[Extracted data entries]
———
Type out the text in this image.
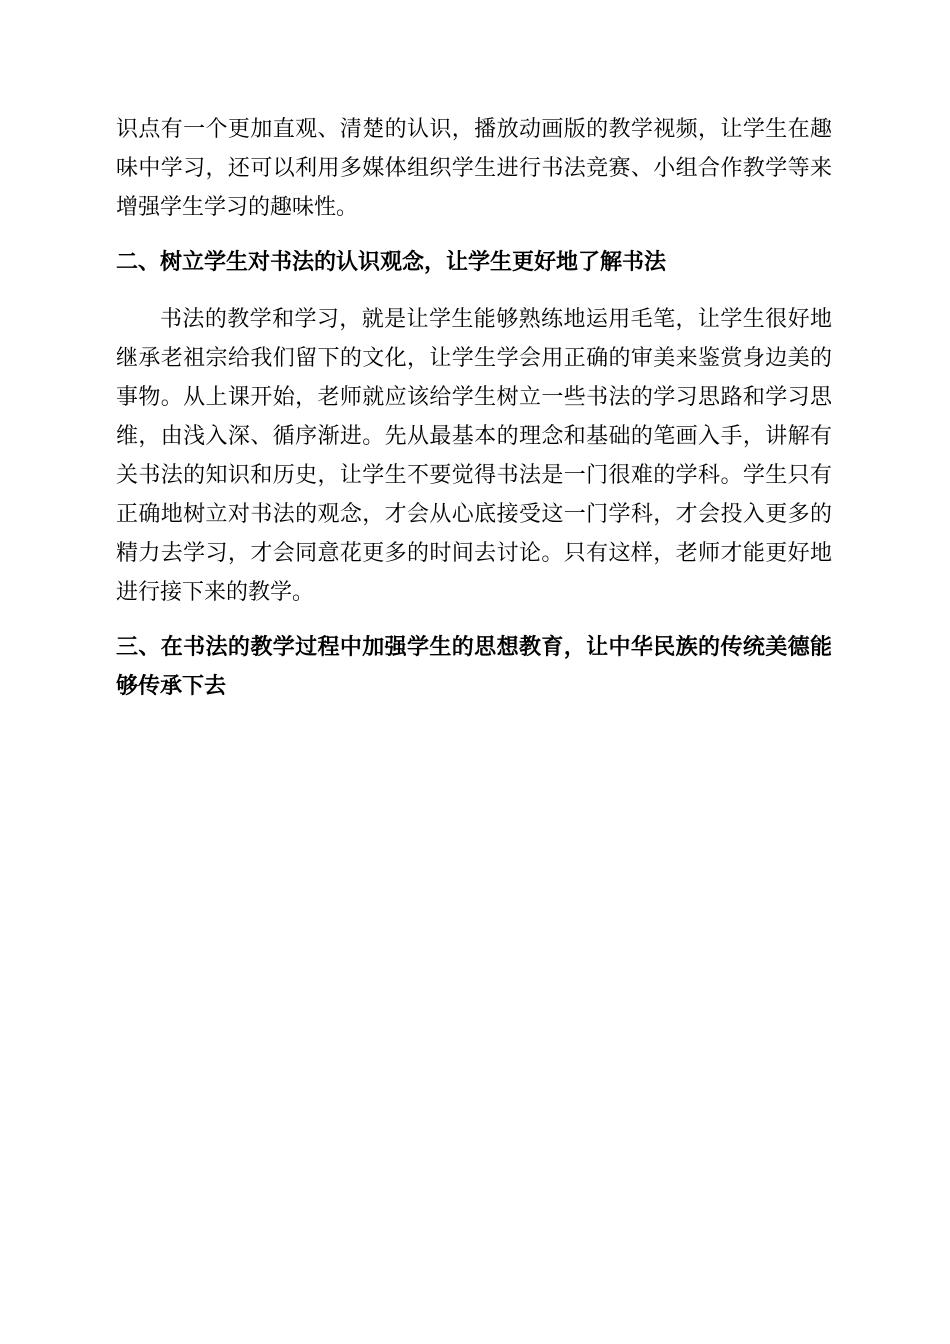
识点有一个更加直观、清楚的认识，播放动画版的教学视频，让学生在趣味中学习，还可以利用多媒体组织学生进行书法竞赛、小组合作教学等来增强学生学习的趣味性。

二、树立学生对书法的认识观念，让学生更好地了解书法

书法的教学和学习，就是让学生能够熟练地运用毛笔，让学生很好地继承老祖宗给我们留下的文化，让学生学会用正确的审美来鉴赏身边美的事物。从上课开始，老师就应该给学生树立一些书法的学习思路和学习思维，由浅入深、循序渐进。先从最基本的理念和基础的笔画入手，讲解有关书法的知识和历史，让学生不要觉得书法是一门很难的学科。学生只有正确地树立对书法的观念，才会从心底接受这一门学科，才会投入更多的精力去学习，才会同意花更多的时间去讨论。只有这样，老师才能更好地进行接下来的教学。

三、在书法的教学过程中加强学生的思想教育，让中华民族的传统美德能够传承下去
———
EXERCISE PROMPT
Go through the listing above and quote it exactly, apart from its images.

EXERCISE RESPONSE
Type out the text in this image.
识点有一个更加直观、清楚的认识，播放动画版的教学视频，让学生在趣味中学习，还可以利用多媒体组织学生进行书法竞赛、小组合作教学等来增强学生学习的趣味性。

二、树立学生对书法的认识观念，让学生更好地了解书法

书法的教学和学习，就是让学生能够熟练地运用毛笔，让学生很好地继承老祖宗给我们留下的文化，让学生学会用正确的审美来鉴赏身边美的事物。从上课开始，老师就应该给学生树立一些书法的学习思路和学习思维，由浅入深、循序渐进。先从最基本的理念和基础的笔画入手，讲解有关书法的知识和历史，让学生不要觉得书法是一门很难的学科。学生只有正确地树立对书法的观念，才会从心底接受这一门学科，才会投入更多的精力去学习，才会同意花更多的时间去讨论。只有这样，老师才能更好地进行接下来的教学。

三、在书法的教学过程中加强学生的思想教育，让中华民族的传统美德能够传承下去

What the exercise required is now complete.